Exercise aim>
Transcribe the listing in full, excluding any pictures.

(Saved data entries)

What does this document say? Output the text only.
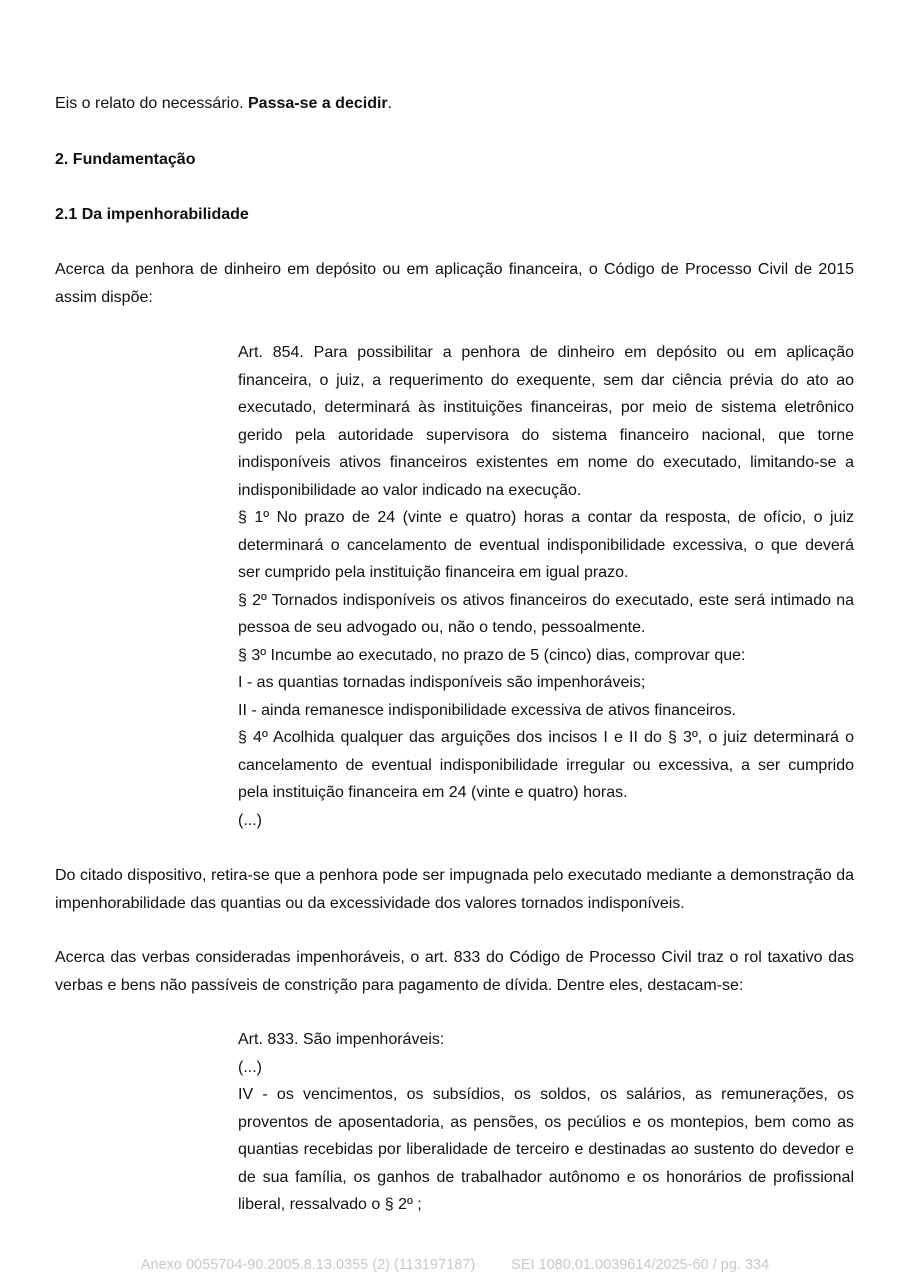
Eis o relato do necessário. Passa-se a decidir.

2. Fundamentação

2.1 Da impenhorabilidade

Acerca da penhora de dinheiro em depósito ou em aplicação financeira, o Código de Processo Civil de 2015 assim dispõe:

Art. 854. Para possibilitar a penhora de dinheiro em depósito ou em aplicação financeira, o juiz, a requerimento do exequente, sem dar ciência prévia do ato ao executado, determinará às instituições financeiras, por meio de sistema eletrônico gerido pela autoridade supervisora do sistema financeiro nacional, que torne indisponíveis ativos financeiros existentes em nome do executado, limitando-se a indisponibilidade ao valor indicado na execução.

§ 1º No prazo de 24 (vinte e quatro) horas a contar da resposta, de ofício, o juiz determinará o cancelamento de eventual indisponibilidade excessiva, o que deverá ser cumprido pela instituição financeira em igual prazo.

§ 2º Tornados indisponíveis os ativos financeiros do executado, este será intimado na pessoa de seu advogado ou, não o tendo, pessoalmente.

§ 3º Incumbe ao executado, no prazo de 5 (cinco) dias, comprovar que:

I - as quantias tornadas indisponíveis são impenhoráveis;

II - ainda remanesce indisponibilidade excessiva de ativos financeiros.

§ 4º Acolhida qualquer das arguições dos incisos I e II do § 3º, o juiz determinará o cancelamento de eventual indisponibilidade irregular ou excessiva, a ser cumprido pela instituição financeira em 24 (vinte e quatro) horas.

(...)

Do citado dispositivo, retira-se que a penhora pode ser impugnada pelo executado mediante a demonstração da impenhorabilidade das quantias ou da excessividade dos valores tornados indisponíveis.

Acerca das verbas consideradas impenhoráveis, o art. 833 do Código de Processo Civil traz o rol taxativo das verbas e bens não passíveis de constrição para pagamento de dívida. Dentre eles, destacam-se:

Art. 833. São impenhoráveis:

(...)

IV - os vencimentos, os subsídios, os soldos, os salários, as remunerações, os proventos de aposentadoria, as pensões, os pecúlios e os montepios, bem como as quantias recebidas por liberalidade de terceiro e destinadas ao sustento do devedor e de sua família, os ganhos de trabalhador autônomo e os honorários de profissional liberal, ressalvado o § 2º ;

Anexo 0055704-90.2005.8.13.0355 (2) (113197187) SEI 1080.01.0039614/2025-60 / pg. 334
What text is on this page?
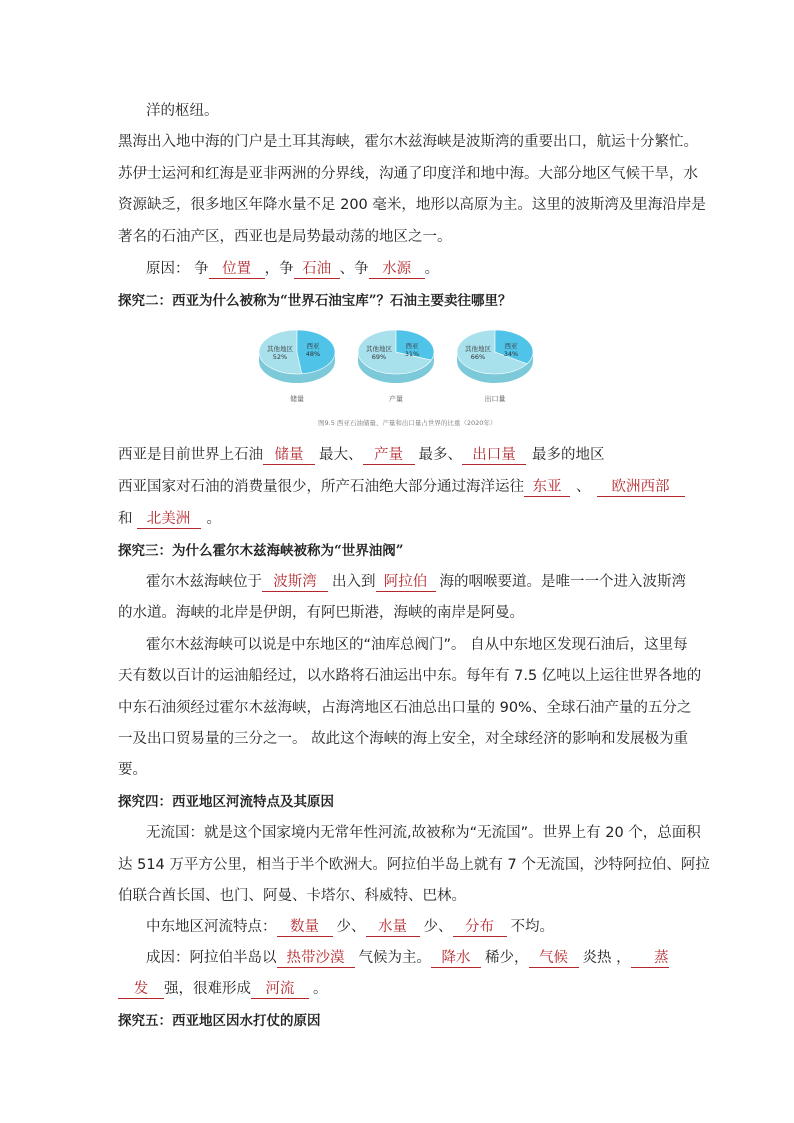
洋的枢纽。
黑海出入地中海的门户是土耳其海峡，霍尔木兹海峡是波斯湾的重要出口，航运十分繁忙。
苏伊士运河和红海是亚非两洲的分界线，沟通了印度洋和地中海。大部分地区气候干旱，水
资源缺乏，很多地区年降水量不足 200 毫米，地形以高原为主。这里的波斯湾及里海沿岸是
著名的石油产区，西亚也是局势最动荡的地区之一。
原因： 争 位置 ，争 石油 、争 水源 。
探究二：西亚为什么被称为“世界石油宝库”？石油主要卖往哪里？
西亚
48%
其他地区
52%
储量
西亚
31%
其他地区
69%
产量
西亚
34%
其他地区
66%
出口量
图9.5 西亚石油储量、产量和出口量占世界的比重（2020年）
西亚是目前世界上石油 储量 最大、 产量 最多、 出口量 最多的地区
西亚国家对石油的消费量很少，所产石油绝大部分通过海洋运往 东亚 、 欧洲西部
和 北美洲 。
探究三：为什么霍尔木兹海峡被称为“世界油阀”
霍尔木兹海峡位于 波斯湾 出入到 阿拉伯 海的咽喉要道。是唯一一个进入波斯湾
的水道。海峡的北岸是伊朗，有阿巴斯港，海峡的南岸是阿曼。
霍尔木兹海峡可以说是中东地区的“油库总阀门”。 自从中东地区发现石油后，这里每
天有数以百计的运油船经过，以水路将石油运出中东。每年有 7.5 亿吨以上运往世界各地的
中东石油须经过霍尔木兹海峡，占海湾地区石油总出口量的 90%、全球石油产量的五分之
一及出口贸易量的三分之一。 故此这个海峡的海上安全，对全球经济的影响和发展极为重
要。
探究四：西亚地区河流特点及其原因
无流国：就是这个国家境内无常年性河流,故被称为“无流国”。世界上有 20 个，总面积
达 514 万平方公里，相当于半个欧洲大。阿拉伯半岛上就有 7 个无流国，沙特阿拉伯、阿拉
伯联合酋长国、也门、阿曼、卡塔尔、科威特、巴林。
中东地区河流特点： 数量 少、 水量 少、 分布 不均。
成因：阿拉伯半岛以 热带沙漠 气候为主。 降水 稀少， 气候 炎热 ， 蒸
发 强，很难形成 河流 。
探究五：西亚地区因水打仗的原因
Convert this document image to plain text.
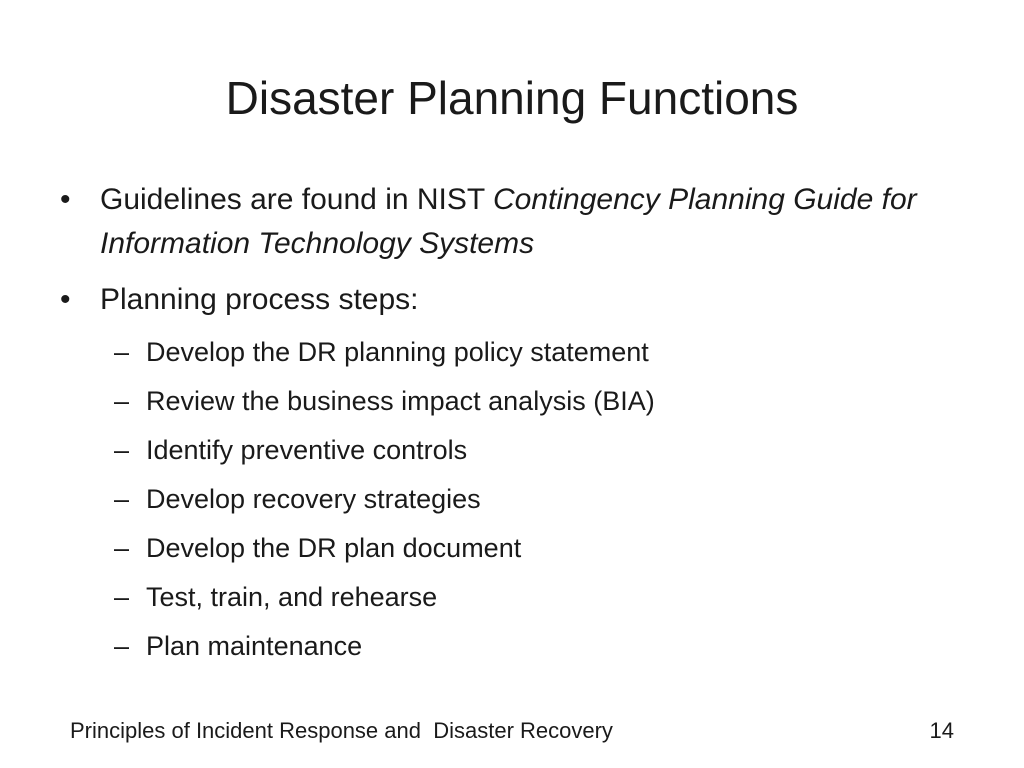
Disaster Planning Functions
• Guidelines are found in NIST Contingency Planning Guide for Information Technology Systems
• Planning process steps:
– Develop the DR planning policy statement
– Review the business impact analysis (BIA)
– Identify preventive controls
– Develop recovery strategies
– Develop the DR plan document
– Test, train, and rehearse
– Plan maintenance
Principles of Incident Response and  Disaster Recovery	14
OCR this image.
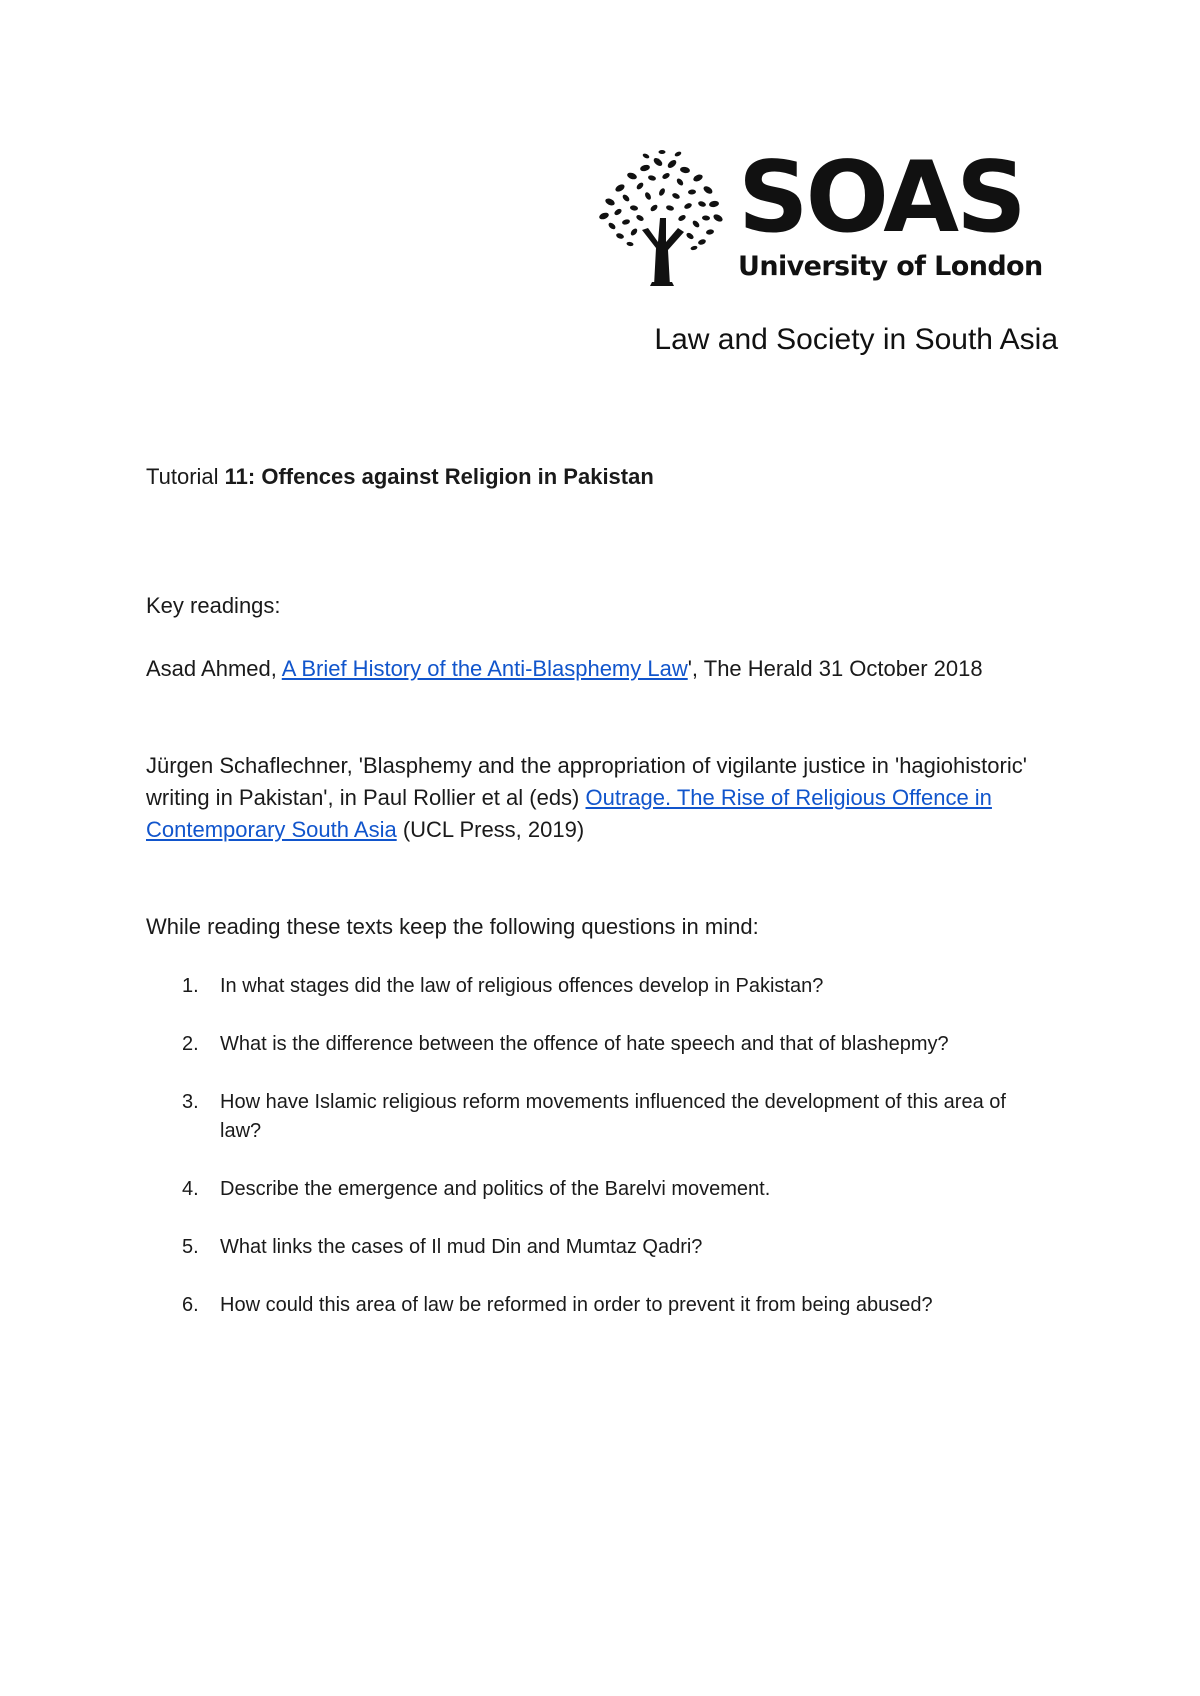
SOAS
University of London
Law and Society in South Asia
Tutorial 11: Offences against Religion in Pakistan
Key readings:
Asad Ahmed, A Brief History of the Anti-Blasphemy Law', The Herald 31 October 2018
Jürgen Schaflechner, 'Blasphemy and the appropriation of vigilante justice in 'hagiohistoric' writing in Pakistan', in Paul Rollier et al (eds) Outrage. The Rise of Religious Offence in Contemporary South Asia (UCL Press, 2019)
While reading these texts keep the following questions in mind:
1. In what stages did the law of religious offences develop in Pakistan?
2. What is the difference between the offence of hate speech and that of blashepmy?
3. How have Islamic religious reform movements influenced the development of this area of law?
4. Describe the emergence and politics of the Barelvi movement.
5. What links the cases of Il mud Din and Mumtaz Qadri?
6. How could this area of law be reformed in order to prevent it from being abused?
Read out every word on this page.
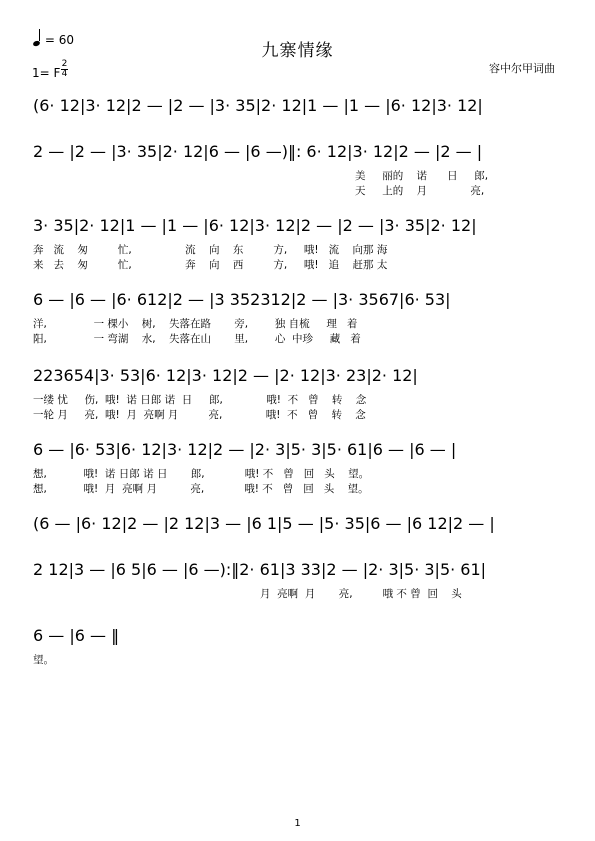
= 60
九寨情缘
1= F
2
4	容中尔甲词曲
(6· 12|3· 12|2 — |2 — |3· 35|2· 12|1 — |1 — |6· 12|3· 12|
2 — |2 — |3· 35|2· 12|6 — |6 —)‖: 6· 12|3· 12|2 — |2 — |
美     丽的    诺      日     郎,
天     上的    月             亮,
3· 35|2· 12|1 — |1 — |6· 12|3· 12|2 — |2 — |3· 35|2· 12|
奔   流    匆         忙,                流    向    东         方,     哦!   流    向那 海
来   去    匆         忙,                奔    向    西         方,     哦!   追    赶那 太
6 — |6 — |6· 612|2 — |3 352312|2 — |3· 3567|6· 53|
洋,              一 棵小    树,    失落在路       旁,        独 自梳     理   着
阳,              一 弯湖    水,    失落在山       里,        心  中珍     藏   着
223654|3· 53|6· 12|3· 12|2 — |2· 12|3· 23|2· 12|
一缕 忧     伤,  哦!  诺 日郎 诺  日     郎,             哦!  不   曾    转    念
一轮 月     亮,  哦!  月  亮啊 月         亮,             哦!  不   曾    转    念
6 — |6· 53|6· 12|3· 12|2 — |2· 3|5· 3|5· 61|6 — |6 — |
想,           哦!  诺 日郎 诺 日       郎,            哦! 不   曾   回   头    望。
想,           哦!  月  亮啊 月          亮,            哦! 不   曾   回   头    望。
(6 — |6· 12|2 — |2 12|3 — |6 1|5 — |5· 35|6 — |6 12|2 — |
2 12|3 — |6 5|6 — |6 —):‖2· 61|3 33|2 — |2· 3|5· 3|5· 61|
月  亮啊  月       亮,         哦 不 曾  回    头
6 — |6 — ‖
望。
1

Result for this task>
What does this document say? Output the text only.
Eis o relato do necessário. Passa-se a decidir.

2. Fundamentação

2.1 Da impenhorabilidade

Acerca da penhora de dinheiro em depósito ou em aplicação financeira, o Código de Processo Civil de 2015 assim dispõe:

Art. 854. Para possibilitar a penhora de dinheiro em depósito ou em aplicação financeira, o juiz, a requerimento do exequente, sem dar ciência prévia do ato ao executado, determinará às instituições financeiras, por meio de sistema eletrônico gerido pela autoridade supervisora do sistema financeiro nacional, que torne indisponíveis ativos financeiros existentes em nome do executado, limitando-se a indisponibilidade ao valor indicado na execução.

§ 1º No prazo de 24 (vinte e quatro) horas a contar da resposta, de ofício, o juiz determinará o cancelamento de eventual indisponibilidade excessiva, o que deverá ser cumprido pela instituição financeira em igual prazo.

§ 2º Tornados indisponíveis os ativos financeiros do executado, este será intimado na pessoa de seu advogado ou, não o tendo, pessoalmente.

§ 3º Incumbe ao executado, no prazo de 5 (cinco) dias, comprovar que:

I - as quantias tornadas indisponíveis são impenhoráveis;

II - ainda remanesce indisponibilidade excessiva de ativos financeiros.

§ 4º Acolhida qualquer das arguições dos incisos I e II do § 3º, o juiz determinará o cancelamento de eventual indisponibilidade irregular ou excessiva, a ser cumprido pela instituição financeira em 24 (vinte e quatro) horas.

(...)

Do citado dispositivo, retira-se que a penhora pode ser impugnada pelo executado mediante a demonstração da impenhorabilidade das quantias ou da excessividade dos valores tornados indisponíveis.

Acerca das verbas consideradas impenhoráveis, o art. 833 do Código de Processo Civil traz o rol taxativo das verbas e bens não passíveis de constrição para pagamento de dívida. Dentre eles, destacam-se:

Art. 833. São impenhoráveis:

(...)

IV - os vencimentos, os subsídios, os soldos, os salários, as remunerações, os proventos de aposentadoria, as pensões, os pecúlios e os montepios, bem como as quantias recebidas por liberalidade de terceiro e destinadas ao sustento do devedor e de sua família, os ganhos de trabalhador autônomo e os honorários de profissional liberal, ressalvado o § 2º ;

Anexo 0055704-90.2005.8.13.0355 (2) (113197187) SEI 1080.01.0039614/2025-60 / pg. 334
What text is on this page?
洋的枢纽。
黑海出入地中海的门户是土耳其海峡，霍尔木兹海峡是波斯湾的重要出口，航运十分繁忙。
苏伊士运河和红海是亚非两洲的分界线，沟通了印度洋和地中海。大部分地区气候干旱，水
资源缺乏，很多地区年降水量不足 200 毫米，地形以高原为主。这里的波斯湾及里海沿岸是
著名的石油产区，西亚也是局势最动荡的地区之一。
原因： 争 位置 ，争 石油 、争 水源 。
探究二：西亚为什么被称为“世界石油宝库”？石油主要卖往哪里？
西亚
48%
其他地区
52%
储量
西亚
31%
其他地区
69%
产量
西亚
34%
其他地区
66%
出口量
图9.5 西亚石油储量、产量和出口量占世界的比重（2020年）
西亚是目前世界上石油 储量 最大、 产量 最多、 出口量 最多的地区
西亚国家对石油的消费量很少，所产石油绝大部分通过海洋运往 东亚 、 欧洲西部
和 北美洲 。
探究三：为什么霍尔木兹海峡被称为“世界油阀”
霍尔木兹海峡位于 波斯湾 出入到 阿拉伯 海的咽喉要道。是唯一一个进入波斯湾
的水道。海峡的北岸是伊朗，有阿巴斯港，海峡的南岸是阿曼。
霍尔木兹海峡可以说是中东地区的“油库总阀门”。 自从中东地区发现石油后，这里每
天有数以百计的运油船经过，以水路将石油运出中东。每年有 7.5 亿吨以上运往世界各地的
中东石油须经过霍尔木兹海峡，占海湾地区石油总出口量的 90%、全球石油产量的五分之
一及出口贸易量的三分之一。 故此这个海峡的海上安全，对全球经济的影响和发展极为重
要。
探究四：西亚地区河流特点及其原因
无流国：就是这个国家境内无常年性河流,故被称为“无流国”。世界上有 20 个，总面积
达 514 万平方公里，相当于半个欧洲大。阿拉伯半岛上就有 7 个无流国，沙特阿拉伯、阿拉
伯联合酋长国、也门、阿曼、卡塔尔、科威特、巴林。
中东地区河流特点： 数量 少、 水量 少、 分布 不均。
成因：阿拉伯半岛以 热带沙漠 气候为主。 降水 稀少， 气候 炎热 ， 蒸
发 强，很难形成 河流 。
探究五：西亚地区因水打仗的原因
Convert this document image to plain text.
Disaster Planning Functions
• Guidelines are found in NIST Contingency Planning Guide for Information Technology Systems
• Planning process steps:
– Develop the DR planning policy statement
– Review the business impact analysis (BIA)
– Identify preventive controls
– Develop recovery strategies
– Develop the DR plan document
– Test, train, and rehearse
– Plan maintenance
Principles of Incident Response and  Disaster Recovery	14
OCR this image.
SOAS
University of London
Law and Society in South Asia
Tutorial 11: Offences against Religion in Pakistan
Key readings:
Asad Ahmed, A Brief History of the Anti-Blasphemy Law', The Herald 31 October 2018
Jürgen Schaflechner, 'Blasphemy and the appropriation of vigilante justice in 'hagiohistoric' writing in Pakistan', in Paul Rollier et al (eds) Outrage. The Rise of Religious Offence in Contemporary South Asia (UCL Press, 2019)
While reading these texts keep the following questions in mind:
1. In what stages did the law of religious offences develop in Pakistan?
2. What is the difference between the offence of hate speech and that of blashepmy?
3. How have Islamic religious reform movements influenced the development of this area of law?
4. Describe the emergence and politics of the Barelvi movement.
5. What links the cases of Il mud Din and Mumtaz Qadri?
6. How could this area of law be reformed in order to prevent it from being abused?
Read out every word on this page.
= 60
九寨情缘
1= F
2
4	容中尔甲词曲
(6· 12|3· 12|2 — |2 — |3· 35|2· 12|1 — |1 — |6· 12|3· 12|
2 — |2 — |3· 35|2· 12|6 — |6 —)‖: 6· 12|3· 12|2 — |2 — |
美     丽的    诺      日     郎,
天     上的    月             亮,
3· 35|2· 12|1 — |1 — |6· 12|3· 12|2 — |2 — |3· 35|2· 12|
奔   流    匆         忙,                流    向    东         方,     哦!   流    向那 海
来   去    匆         忙,                奔    向    西         方,     哦!   追    赶那 太
6 — |6 — |6· 612|2 — |3 352312|2 — |3· 3567|6· 53|
洋,              一 棵小    树,    失落在路       旁,        独 自梳     理   着
阳,              一 弯湖    水,    失落在山       里,        心  中珍     藏   着
223654|3· 53|6· 12|3· 12|2 — |2· 12|3· 23|2· 12|
一缕 忧     伤,  哦!  诺 日郎 诺  日     郎,             哦!  不   曾    转    念
一轮 月     亮,  哦!  月  亮啊 月         亮,             哦!  不   曾    转    念
6 — |6· 53|6· 12|3· 12|2 — |2· 3|5· 3|5· 61|6 — |6 — |
想,           哦!  诺 日郎 诺 日       郎,            哦! 不   曾   回   头    望。
想,           哦!  月  亮啊 月          亮,            哦! 不   曾   回   头    望。
(6 — |6· 12|2 — |2 12|3 — |6 1|5 — |5· 35|6 — |6 12|2 — |
2 12|3 — |6 5|6 — |6 —):‖2· 61|3 33|2 — |2· 3|5· 3|5· 61|
月  亮啊  月       亮,         哦 不 曾  回    头
6 — |6 — ‖
望。
1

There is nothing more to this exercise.